___ Material ___

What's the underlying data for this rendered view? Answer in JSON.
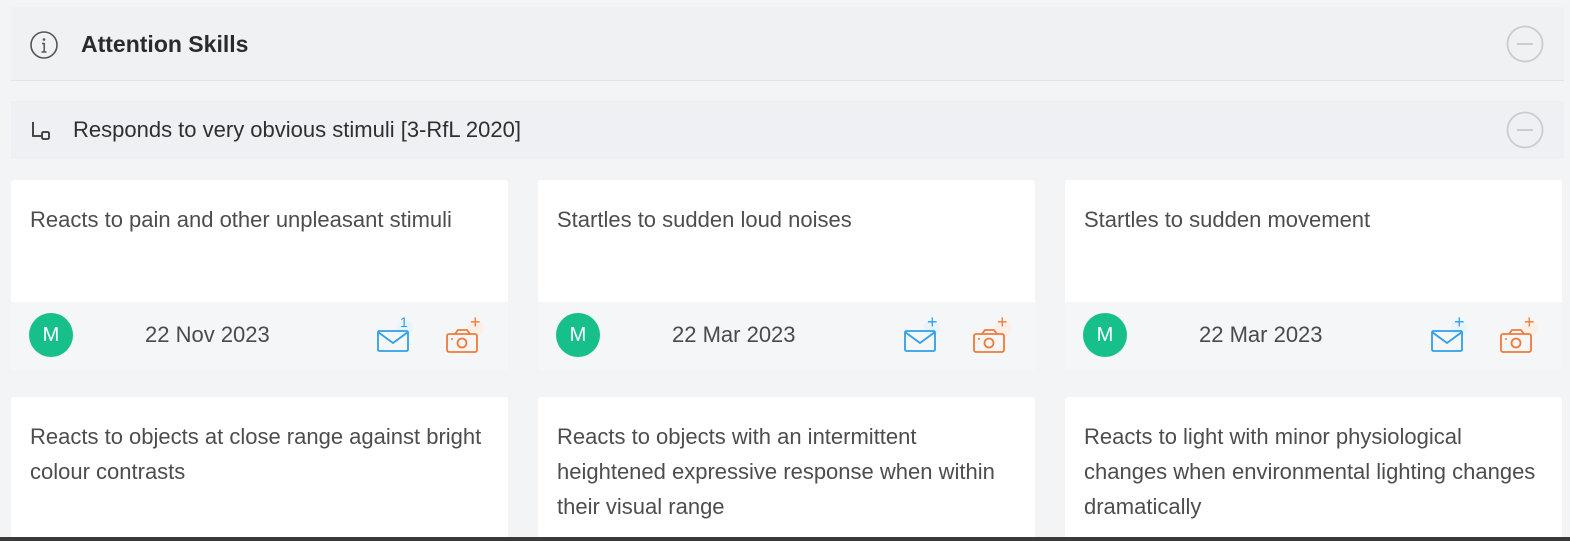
{
  "section": {
    "title": "Attention Skills"
  },
  "sub_section": {
    "title": "Responds to very obvious stimuli [3-RfL 2020]"
  },
  "cards": [
    {
      "text": "Reacts to pain and other unpleasant stimuli",
      "avatar": "M",
      "date": "22 Nov 2023",
      "mail_badge": "1"
    },
    {
      "text": "Startles to sudden loud noises",
      "avatar": "M",
      "date": "22 Mar 2023",
      "mail_badge": "+"
    },
    {
      "text": "Startles to sudden movement",
      "avatar": "M",
      "date": "22 Mar 2023",
      "mail_badge": "+"
    },
    {
      "text": "Reacts to objects at close range against bright colour contrasts"
    },
    {
      "text": "Reacts to objects with an intermittent heightened expressive response when within their visual range"
    },
    {
      "text": "Reacts to light with minor physiological changes when environmental lighting changes dramatically"
    }
  ],
  "icons": {
    "info": "info-circle-icon",
    "subitem": "subitem-arrow-icon",
    "collapse": "minus-circle-icon",
    "mail": "mail-plus-icon",
    "camera": "camera-plus-icon"
  },
  "colors": {
    "avatar": "#17c08b",
    "mail": "#2f9fe6",
    "camera": "#f07a3a"
  }
}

___

Restate the entire listing word for word, excluding pictures.

What's the underlying data for this rendered view? Answer in JSON.
{
  "section": {
    "title": "Attention Skills"
  },
  "sub_section": {
    "title": "Responds to very obvious stimuli [3-RfL 2020]"
  },
  "cards": [
    {
      "text": "Reacts to pain and other unpleasant stimuli",
      "avatar": "M",
      "date": "22 Nov 2023",
      "mail_badge": "1"
    },
    {
      "text": "Startles to sudden loud noises",
      "avatar": "M",
      "date": "22 Mar 2023",
      "mail_badge": "+"
    },
    {
      "text": "Startles to sudden movement",
      "avatar": "M",
      "date": "22 Mar 2023",
      "mail_badge": "+"
    },
    {
      "text": "Reacts to objects at close range against bright colour contrasts"
    },
    {
      "text": "Reacts to objects with an intermittent heightened expressive response when within their visual range"
    },
    {
      "text": "Reacts to light with minor physiological changes when environmental lighting changes dramatically"
    }
  ],
  "icons": {
    "info": "info-circle-icon",
    "subitem": "subitem-arrow-icon",
    "collapse": "minus-circle-icon",
    "mail": "mail-plus-icon",
    "camera": "camera-plus-icon"
  },
  "colors": {
    "avatar": "#17c08b",
    "mail": "#2f9fe6",
    "camera": "#f07a3a"
  }
}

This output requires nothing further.